Supplied material start
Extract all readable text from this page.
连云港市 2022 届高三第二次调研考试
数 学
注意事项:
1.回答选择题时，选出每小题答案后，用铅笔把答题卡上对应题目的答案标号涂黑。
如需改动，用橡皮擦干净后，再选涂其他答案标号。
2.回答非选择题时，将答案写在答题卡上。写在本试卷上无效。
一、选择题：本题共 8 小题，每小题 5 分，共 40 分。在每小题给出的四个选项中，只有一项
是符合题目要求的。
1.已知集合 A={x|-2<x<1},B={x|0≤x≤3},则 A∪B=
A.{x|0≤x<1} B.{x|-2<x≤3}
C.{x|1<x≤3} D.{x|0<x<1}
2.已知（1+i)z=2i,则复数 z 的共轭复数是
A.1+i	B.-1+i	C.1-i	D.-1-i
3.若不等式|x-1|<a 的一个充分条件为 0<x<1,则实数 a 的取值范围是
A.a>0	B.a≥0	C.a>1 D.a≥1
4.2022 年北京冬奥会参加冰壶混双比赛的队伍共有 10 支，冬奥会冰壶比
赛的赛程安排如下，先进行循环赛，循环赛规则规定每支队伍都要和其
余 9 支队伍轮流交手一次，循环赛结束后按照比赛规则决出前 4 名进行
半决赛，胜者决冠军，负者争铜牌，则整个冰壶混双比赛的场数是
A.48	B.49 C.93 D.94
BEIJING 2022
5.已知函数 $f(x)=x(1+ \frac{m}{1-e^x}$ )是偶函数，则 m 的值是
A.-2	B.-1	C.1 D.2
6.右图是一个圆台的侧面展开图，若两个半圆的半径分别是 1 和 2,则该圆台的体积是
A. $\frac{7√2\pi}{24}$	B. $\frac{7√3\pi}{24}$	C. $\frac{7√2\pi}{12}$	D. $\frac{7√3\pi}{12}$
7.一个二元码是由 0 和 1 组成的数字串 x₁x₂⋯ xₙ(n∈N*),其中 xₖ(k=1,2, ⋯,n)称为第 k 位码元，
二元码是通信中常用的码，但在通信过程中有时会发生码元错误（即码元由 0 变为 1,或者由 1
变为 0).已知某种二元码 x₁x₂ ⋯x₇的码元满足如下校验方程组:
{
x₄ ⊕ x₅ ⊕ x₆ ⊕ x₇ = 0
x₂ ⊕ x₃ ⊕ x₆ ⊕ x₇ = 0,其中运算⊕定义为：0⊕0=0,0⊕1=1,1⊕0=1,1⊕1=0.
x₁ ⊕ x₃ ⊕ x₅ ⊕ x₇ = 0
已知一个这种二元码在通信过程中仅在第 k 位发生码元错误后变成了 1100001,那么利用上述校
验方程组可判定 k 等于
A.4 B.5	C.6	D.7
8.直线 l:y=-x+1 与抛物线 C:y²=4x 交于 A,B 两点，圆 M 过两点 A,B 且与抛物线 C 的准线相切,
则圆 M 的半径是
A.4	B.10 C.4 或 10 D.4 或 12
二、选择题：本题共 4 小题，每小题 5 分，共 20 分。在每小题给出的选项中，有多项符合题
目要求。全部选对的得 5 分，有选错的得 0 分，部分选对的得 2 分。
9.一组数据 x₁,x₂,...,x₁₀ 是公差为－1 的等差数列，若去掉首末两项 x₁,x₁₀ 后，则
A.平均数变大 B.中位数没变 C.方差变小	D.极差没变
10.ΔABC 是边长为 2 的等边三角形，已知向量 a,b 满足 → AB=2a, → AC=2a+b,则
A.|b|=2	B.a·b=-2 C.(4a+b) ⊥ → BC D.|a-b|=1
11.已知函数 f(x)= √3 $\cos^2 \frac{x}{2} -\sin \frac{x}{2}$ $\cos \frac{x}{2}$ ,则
Supplied material end
Request: Exactly as written above, please repeat the entries.

Task solution:
Extract all readable text from this page.
连云港市 2022 届高三第二次调研考试
数 学
注意事项:
1.回答选择题时，选出每小题答案后，用铅笔把答题卡上对应题目的答案标号涂黑。
如需改动，用橡皮擦干净后，再选涂其他答案标号。
2.回答非选择题时，将答案写在答题卡上。写在本试卷上无效。
一、选择题：本题共 8 小题，每小题 5 分，共 40 分。在每小题给出的四个选项中，只有一项
是符合题目要求的。
1.已知集合 A={x|-2<x<1},B={x|0≤x≤3},则 A∪B=
A.{x|0≤x<1} B.{x|-2<x≤3}
C.{x|1<x≤3} D.{x|0<x<1}
2.已知（1+i)z=2i,则复数 z 的共轭复数是
A.1+i	B.-1+i	C.1-i	D.-1-i
3.若不等式|x-1|<a 的一个充分条件为 0<x<1,则实数 a 的取值范围是
A.a>0	B.a≥0	C.a>1 D.a≥1
4.2022 年北京冬奥会参加冰壶混双比赛的队伍共有 10 支，冬奥会冰壶比
赛的赛程安排如下，先进行循环赛，循环赛规则规定每支队伍都要和其
余 9 支队伍轮流交手一次，循环赛结束后按照比赛规则决出前 4 名进行
半决赛，胜者决冠军，负者争铜牌，则整个冰壶混双比赛的场数是
A.48	B.49 C.93 D.94
BEIJING 2022
5.已知函数 $f(x)=x(1+ \frac{m}{1-e^x}$ )是偶函数，则 m 的值是
A.-2	B.-1	C.1 D.2
6.右图是一个圆台的侧面展开图，若两个半圆的半径分别是 1 和 2,则该圆台的体积是
A. $\frac{7√2\pi}{24}$	B. $\frac{7√3\pi}{24}$	C. $\frac{7√2\pi}{12}$	D. $\frac{7√3\pi}{12}$
7.一个二元码是由 0 和 1 组成的数字串 x₁x₂⋯ xₙ(n∈N*),其中 xₖ(k=1,2, ⋯,n)称为第 k 位码元，
二元码是通信中常用的码，但在通信过程中有时会发生码元错误（即码元由 0 变为 1,或者由 1
变为 0).已知某种二元码 x₁x₂ ⋯x₇的码元满足如下校验方程组:
{
x₄ ⊕ x₅ ⊕ x₆ ⊕ x₇ = 0
x₂ ⊕ x₃ ⊕ x₆ ⊕ x₇ = 0,其中运算⊕定义为：0⊕0=0,0⊕1=1,1⊕0=1,1⊕1=0.
x₁ ⊕ x₃ ⊕ x₅ ⊕ x₇ = 0
已知一个这种二元码在通信过程中仅在第 k 位发生码元错误后变成了 1100001,那么利用上述校
验方程组可判定 k 等于
A.4 B.5	C.6	D.7
8.直线 l:y=-x+1 与抛物线 C:y²=4x 交于 A,B 两点，圆 M 过两点 A,B 且与抛物线 C 的准线相切,
则圆 M 的半径是
A.4	B.10 C.4 或 10 D.4 或 12
二、选择题：本题共 4 小题，每小题 5 分，共 20 分。在每小题给出的选项中，有多项符合题
目要求。全部选对的得 5 分，有选错的得 0 分，部分选对的得 2 分。
9.一组数据 x₁,x₂,...,x₁₀ 是公差为－1 的等差数列，若去掉首末两项 x₁,x₁₀ 后，则
A.平均数变大 B.中位数没变 C.方差变小	D.极差没变
10.ΔABC 是边长为 2 的等边三角形，已知向量 a,b 满足 → AB=2a, → AC=2a+b,则
A.|b|=2	B.a·b=-2 C.(4a+b) ⊥ → BC D.|a-b|=1
11.已知函数 f(x)= √3 $\cos^2 \frac{x}{2} -\sin \frac{x}{2}$ $\cos \frac{x}{2}$ ,则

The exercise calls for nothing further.